Stored data
— Start —

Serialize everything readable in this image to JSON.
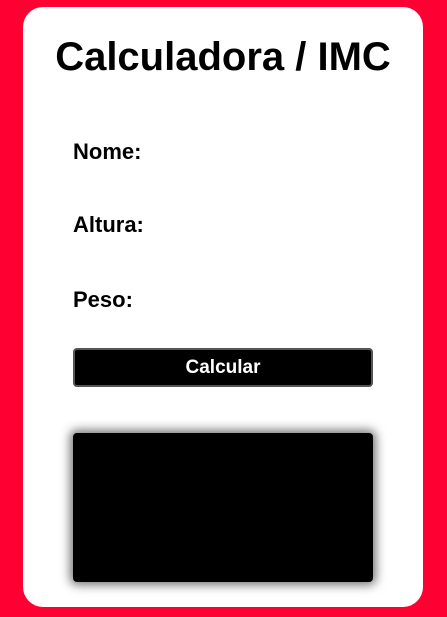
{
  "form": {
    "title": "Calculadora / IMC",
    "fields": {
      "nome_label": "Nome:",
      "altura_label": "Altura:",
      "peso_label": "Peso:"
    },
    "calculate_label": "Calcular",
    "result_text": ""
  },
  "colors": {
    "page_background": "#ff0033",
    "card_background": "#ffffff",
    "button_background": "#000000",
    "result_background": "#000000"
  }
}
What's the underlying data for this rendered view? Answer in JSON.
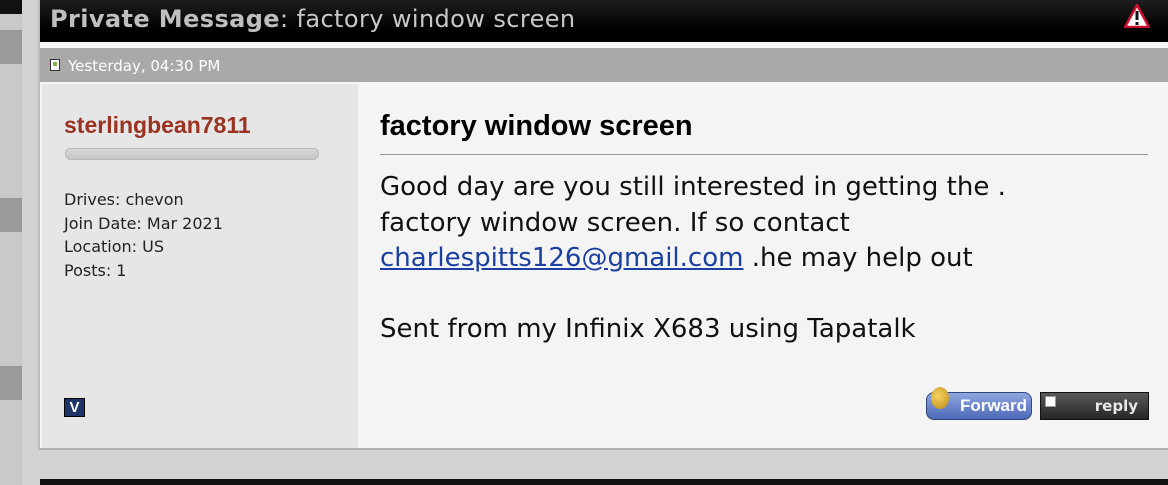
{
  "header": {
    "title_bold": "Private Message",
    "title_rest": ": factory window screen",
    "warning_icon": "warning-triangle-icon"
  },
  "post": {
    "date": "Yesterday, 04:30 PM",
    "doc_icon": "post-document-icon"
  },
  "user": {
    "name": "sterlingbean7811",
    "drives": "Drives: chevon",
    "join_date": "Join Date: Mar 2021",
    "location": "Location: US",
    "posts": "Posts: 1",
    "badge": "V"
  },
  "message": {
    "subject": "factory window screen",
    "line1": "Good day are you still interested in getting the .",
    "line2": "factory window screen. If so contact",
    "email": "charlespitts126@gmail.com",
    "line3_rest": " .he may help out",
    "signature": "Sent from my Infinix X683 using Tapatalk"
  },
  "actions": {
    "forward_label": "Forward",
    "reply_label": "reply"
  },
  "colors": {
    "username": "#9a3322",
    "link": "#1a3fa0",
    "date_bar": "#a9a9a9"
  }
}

— End —

The records above need to be restated word for word, with the pictures left out.

Serialize everything readable in this image to JSON.
{
  "form": {
    "title": "Calculadora / IMC",
    "fields": {
      "nome_label": "Nome:",
      "altura_label": "Altura:",
      "peso_label": "Peso:"
    },
    "calculate_label": "Calcular",
    "result_text": ""
  },
  "colors": {
    "page_background": "#ff0033",
    "card_background": "#ffffff",
    "button_background": "#000000",
    "result_background": "#000000"
  }
}
What's the underlying data for this rendered view? Answer in JSON.
{
  "header": {
    "title_bold": "Private Message",
    "title_rest": ": factory window screen",
    "warning_icon": "warning-triangle-icon"
  },
  "post": {
    "date": "Yesterday, 04:30 PM",
    "doc_icon": "post-document-icon"
  },
  "user": {
    "name": "sterlingbean7811",
    "drives": "Drives: chevon",
    "join_date": "Join Date: Mar 2021",
    "location": "Location: US",
    "posts": "Posts: 1",
    "badge": "V"
  },
  "message": {
    "subject": "factory window screen",
    "line1": "Good day are you still interested in getting the .",
    "line2": "factory window screen. If so contact",
    "email": "charlespitts126@gmail.com",
    "line3_rest": " .he may help out",
    "signature": "Sent from my Infinix X683 using Tapatalk"
  },
  "actions": {
    "forward_label": "Forward",
    "reply_label": "reply"
  },
  "colors": {
    "username": "#9a3322",
    "link": "#1a3fa0",
    "date_bar": "#a9a9a9"
  }
}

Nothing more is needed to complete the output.